What this task involves:
Return all lines where the word "child" can be found.

⁂

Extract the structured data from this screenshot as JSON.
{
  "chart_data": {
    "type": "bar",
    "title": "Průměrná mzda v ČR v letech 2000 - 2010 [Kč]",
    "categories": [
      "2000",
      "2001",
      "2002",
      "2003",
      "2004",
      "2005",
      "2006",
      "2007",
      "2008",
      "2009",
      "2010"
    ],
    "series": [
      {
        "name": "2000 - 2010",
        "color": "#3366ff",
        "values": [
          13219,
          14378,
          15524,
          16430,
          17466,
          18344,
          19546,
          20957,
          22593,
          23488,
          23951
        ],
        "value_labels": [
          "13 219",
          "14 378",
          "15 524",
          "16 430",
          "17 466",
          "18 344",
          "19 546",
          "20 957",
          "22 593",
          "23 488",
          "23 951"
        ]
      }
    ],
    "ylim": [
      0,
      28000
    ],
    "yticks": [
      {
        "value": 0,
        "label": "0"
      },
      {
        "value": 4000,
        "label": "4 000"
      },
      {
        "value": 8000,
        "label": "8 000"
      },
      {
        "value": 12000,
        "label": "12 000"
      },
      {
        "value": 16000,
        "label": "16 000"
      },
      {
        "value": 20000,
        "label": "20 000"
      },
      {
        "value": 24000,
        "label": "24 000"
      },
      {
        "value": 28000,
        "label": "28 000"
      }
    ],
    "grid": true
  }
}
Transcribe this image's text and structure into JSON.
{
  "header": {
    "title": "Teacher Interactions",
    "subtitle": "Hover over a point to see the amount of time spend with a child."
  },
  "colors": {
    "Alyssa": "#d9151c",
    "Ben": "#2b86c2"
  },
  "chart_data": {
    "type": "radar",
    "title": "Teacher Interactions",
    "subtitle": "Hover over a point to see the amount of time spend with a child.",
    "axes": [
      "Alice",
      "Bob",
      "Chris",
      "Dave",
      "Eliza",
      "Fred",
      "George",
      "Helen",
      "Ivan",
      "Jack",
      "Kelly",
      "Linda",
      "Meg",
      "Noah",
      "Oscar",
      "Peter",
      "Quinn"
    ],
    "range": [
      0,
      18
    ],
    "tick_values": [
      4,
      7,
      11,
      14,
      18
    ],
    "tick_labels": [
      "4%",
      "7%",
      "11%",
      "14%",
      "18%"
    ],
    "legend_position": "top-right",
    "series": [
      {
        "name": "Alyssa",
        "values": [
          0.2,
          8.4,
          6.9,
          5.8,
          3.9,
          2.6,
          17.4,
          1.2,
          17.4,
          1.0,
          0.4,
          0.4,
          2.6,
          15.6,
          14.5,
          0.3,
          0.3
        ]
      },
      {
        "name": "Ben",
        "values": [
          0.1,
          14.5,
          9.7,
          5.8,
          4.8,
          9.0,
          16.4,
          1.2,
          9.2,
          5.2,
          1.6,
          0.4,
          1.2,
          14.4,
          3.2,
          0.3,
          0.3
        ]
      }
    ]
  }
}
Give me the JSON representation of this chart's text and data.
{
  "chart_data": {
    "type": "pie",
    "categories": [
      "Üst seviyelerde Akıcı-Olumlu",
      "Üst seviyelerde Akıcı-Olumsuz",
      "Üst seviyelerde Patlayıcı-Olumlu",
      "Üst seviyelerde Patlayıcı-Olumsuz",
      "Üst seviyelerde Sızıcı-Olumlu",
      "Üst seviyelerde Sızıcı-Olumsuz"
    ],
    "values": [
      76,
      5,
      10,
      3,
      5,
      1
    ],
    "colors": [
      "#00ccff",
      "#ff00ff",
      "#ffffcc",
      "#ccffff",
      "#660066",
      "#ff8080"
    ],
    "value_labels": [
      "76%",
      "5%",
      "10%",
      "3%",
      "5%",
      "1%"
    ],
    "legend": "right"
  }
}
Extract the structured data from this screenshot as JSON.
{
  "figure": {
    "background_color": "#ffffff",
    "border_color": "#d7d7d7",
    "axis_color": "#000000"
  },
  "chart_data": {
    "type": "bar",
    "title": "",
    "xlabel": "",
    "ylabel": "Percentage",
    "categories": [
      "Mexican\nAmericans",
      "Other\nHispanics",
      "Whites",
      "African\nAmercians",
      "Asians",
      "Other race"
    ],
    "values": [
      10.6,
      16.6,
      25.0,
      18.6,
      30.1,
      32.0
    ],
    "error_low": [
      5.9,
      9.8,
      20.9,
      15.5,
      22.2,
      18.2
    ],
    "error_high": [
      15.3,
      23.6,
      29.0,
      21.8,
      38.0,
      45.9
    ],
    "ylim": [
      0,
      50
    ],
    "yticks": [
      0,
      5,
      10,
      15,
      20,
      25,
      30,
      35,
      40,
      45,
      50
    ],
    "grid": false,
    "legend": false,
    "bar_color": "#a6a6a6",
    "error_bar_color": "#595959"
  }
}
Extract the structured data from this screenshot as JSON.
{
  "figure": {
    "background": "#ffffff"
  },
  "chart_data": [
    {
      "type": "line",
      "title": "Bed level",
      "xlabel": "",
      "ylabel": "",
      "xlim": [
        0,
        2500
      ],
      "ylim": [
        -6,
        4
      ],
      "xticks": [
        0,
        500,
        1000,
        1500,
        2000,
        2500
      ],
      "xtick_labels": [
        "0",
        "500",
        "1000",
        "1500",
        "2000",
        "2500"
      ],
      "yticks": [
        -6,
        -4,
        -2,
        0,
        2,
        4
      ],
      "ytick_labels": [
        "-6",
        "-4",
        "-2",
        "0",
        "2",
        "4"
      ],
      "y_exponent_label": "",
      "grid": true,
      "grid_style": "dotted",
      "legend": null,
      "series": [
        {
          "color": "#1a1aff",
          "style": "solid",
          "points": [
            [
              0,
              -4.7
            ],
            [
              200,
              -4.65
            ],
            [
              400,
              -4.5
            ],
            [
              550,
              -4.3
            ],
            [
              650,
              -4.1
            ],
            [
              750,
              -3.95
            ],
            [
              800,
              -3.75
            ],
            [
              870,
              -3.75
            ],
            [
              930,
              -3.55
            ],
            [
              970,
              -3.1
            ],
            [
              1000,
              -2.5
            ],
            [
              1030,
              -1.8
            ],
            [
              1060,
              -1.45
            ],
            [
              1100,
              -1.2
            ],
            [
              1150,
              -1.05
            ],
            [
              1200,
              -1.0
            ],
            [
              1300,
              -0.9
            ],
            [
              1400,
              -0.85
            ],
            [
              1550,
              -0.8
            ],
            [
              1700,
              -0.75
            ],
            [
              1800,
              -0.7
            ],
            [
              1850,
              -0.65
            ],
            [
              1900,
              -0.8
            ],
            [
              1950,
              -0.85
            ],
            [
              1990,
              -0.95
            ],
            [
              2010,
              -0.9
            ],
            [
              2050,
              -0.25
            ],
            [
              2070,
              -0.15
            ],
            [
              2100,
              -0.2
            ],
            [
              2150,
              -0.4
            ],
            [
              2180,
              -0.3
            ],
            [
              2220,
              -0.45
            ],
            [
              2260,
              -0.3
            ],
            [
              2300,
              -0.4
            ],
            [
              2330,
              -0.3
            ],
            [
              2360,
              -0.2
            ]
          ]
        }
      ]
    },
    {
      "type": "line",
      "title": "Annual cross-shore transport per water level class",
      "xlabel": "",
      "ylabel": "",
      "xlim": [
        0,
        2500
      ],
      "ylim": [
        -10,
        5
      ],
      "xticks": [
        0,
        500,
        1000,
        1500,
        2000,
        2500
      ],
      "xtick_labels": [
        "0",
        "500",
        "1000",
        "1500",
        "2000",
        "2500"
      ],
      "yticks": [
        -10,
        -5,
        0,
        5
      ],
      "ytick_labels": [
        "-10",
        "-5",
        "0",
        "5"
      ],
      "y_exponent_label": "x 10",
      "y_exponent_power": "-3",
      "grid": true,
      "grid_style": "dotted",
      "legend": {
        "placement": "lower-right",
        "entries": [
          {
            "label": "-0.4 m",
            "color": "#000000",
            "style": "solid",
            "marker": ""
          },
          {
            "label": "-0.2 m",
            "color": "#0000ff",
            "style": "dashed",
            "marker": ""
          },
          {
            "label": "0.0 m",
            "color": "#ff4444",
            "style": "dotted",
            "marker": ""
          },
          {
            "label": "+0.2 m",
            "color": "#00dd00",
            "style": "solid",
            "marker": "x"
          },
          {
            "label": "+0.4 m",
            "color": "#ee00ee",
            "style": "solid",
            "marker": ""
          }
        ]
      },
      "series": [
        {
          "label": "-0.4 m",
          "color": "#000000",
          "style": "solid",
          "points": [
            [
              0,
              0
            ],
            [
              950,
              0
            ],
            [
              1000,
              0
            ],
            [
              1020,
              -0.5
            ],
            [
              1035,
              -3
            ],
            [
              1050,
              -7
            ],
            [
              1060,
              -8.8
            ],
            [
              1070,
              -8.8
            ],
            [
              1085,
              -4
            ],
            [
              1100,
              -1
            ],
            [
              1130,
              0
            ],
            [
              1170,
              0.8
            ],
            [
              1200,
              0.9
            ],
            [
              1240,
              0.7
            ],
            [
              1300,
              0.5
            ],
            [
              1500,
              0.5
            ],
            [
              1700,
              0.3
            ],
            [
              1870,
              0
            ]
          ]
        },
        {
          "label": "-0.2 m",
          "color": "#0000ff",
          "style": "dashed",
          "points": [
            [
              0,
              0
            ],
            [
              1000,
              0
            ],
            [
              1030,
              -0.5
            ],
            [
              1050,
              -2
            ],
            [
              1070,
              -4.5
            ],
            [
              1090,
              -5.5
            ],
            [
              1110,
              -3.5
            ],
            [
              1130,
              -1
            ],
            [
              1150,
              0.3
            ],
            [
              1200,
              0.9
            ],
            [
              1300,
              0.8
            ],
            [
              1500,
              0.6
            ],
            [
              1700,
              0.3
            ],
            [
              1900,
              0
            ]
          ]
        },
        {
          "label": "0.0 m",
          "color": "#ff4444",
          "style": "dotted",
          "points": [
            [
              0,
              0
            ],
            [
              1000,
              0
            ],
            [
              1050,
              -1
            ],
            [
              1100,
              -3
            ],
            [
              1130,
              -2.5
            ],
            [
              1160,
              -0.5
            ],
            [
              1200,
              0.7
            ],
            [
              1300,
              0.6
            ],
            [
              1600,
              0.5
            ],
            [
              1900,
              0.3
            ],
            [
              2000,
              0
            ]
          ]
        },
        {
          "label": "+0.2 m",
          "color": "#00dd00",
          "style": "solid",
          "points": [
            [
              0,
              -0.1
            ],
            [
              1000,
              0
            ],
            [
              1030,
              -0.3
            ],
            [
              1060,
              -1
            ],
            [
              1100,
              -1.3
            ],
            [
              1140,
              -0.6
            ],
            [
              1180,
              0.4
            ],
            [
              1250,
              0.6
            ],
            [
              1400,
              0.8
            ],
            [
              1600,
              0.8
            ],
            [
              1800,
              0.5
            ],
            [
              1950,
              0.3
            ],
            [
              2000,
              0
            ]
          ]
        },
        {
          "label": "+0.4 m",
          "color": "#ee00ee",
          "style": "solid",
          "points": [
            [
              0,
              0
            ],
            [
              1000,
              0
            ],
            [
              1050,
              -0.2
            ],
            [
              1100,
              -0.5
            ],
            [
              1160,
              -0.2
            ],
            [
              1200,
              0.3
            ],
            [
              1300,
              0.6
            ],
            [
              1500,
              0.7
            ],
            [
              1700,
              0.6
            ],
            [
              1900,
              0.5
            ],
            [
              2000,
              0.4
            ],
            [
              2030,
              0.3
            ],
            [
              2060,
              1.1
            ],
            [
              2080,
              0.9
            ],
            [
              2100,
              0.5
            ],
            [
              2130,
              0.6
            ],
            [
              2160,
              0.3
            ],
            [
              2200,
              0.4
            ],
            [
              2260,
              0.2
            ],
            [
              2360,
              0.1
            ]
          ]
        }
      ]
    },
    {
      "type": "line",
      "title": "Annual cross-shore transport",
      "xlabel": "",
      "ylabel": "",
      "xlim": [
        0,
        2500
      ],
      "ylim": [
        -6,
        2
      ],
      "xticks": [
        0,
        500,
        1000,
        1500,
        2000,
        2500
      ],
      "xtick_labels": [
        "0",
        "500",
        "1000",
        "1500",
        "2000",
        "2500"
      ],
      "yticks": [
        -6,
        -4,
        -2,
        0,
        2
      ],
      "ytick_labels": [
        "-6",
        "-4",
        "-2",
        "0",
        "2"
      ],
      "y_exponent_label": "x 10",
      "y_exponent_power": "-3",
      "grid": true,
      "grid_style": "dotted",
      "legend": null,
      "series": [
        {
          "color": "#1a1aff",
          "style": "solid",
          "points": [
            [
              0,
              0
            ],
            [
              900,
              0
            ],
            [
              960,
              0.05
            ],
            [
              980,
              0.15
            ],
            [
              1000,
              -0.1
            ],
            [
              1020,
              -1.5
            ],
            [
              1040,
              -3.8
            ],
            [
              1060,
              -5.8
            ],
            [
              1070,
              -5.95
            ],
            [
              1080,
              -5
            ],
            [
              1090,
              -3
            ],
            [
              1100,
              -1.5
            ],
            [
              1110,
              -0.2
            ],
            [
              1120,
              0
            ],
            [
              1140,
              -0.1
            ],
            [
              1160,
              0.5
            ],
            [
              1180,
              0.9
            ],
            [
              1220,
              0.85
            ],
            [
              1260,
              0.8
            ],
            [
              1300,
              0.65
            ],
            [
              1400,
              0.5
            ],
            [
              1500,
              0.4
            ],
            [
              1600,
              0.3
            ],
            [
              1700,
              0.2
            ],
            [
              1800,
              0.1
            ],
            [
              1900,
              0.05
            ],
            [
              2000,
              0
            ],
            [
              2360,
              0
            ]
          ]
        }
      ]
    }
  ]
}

⁂

The output:
    "subtitle": "Hover over a point to see the amount of time spend with a child."
    "subtitle": "Hover over a point to see the amount of time spend with a child.",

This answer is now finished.